# Set task
Below are the records; locate each line with the word "possible" and copy it.

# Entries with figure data

-- START --

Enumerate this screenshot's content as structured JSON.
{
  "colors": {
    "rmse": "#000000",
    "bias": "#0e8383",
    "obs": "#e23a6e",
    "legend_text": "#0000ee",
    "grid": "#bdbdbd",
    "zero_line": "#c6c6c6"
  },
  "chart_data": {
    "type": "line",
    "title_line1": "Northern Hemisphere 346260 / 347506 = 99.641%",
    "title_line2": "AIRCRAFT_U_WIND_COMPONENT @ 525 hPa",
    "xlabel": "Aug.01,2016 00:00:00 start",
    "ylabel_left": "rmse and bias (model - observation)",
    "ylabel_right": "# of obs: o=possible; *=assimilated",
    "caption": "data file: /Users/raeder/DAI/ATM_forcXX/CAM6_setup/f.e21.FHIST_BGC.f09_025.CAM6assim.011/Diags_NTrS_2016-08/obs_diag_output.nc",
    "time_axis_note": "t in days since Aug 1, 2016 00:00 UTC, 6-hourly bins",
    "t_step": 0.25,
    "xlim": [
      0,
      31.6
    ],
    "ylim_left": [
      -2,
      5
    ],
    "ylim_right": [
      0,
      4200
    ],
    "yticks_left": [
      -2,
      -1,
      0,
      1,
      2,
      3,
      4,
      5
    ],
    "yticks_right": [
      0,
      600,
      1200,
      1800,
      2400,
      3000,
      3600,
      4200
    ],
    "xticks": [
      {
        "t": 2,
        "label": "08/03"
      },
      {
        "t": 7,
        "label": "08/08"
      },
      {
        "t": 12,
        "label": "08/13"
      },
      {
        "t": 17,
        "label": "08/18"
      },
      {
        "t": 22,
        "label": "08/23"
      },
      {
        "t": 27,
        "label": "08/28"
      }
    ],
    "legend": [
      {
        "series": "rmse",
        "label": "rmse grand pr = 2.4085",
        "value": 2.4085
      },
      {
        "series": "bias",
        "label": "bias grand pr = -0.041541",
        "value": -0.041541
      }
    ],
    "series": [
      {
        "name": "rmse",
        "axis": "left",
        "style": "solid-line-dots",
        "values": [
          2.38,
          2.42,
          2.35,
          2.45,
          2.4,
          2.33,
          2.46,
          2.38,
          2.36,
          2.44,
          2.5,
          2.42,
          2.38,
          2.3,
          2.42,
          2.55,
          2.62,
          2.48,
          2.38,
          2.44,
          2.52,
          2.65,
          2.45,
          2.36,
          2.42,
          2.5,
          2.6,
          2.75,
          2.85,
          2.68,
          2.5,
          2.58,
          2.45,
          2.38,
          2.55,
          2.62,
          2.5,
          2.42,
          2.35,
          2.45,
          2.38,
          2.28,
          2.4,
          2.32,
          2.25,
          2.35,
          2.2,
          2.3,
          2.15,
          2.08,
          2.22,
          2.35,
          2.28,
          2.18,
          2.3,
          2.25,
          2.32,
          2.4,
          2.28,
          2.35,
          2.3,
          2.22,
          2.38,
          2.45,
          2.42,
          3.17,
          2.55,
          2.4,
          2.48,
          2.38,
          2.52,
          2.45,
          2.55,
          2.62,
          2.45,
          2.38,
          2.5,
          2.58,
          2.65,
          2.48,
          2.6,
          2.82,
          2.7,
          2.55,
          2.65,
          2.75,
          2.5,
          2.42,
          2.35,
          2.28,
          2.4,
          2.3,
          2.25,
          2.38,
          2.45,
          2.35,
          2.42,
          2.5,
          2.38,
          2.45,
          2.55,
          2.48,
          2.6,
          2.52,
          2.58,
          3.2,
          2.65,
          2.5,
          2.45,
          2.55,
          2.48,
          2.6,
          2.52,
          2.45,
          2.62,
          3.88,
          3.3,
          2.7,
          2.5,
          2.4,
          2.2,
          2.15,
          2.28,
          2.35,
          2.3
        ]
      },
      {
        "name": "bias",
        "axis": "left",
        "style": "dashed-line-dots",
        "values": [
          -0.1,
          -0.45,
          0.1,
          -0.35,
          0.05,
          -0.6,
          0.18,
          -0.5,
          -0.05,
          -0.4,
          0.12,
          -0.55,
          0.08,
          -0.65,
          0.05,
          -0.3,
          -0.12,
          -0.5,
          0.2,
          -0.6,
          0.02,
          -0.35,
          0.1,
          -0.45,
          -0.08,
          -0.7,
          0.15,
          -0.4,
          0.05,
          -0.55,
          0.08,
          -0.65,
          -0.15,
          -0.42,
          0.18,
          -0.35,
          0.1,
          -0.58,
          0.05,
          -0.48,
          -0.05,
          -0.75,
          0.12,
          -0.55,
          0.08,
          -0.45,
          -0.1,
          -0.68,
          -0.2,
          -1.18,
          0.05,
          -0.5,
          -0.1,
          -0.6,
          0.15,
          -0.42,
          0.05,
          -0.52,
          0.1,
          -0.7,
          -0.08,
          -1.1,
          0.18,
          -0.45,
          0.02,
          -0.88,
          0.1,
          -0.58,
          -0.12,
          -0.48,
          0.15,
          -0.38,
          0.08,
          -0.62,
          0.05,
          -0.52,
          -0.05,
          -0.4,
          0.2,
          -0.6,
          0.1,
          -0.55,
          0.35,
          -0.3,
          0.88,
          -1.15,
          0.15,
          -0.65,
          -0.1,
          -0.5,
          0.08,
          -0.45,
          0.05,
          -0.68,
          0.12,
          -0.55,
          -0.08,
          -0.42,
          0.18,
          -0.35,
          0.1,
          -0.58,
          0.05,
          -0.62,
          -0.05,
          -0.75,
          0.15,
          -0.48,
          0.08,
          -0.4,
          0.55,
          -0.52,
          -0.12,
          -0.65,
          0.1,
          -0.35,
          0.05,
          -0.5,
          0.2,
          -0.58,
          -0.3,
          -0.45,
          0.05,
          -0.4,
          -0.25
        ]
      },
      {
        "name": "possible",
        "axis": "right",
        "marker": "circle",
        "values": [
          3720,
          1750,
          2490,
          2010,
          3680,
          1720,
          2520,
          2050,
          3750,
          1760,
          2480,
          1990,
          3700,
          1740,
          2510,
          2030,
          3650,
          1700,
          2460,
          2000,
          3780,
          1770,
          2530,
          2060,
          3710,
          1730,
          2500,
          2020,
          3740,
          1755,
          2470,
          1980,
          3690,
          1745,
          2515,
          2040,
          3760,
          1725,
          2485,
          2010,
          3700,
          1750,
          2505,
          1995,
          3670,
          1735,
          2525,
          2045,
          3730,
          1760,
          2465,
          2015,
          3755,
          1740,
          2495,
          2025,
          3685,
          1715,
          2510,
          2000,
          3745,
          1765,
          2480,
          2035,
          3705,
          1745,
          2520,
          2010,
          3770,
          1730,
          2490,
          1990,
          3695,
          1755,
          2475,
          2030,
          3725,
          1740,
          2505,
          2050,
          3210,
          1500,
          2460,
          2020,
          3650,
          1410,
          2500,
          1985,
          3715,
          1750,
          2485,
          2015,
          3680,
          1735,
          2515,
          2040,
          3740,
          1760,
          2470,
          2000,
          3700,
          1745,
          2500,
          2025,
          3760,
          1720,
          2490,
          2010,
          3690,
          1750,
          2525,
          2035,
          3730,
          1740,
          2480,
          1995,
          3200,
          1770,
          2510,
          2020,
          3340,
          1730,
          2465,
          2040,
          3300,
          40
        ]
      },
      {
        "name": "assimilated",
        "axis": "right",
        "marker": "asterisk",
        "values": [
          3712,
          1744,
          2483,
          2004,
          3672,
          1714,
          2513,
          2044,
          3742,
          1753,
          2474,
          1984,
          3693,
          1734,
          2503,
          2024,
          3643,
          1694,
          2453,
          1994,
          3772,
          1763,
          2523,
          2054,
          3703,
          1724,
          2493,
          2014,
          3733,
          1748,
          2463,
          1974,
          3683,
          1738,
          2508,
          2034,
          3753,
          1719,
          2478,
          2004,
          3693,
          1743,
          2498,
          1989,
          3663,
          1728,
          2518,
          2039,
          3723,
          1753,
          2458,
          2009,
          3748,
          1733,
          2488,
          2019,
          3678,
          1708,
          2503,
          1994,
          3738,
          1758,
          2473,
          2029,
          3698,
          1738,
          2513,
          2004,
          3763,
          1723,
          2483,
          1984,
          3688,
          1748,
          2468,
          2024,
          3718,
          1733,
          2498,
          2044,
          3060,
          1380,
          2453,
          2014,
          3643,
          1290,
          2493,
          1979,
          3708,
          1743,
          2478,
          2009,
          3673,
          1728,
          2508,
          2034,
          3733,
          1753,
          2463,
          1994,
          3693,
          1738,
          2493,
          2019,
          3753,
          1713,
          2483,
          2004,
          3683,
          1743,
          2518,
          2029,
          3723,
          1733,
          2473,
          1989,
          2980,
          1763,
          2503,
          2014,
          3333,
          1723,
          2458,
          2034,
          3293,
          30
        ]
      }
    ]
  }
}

-- END --

# Correct output
    "ylabel_right": "# of obs: o=possible; *=assimilated",
        "name": "possible",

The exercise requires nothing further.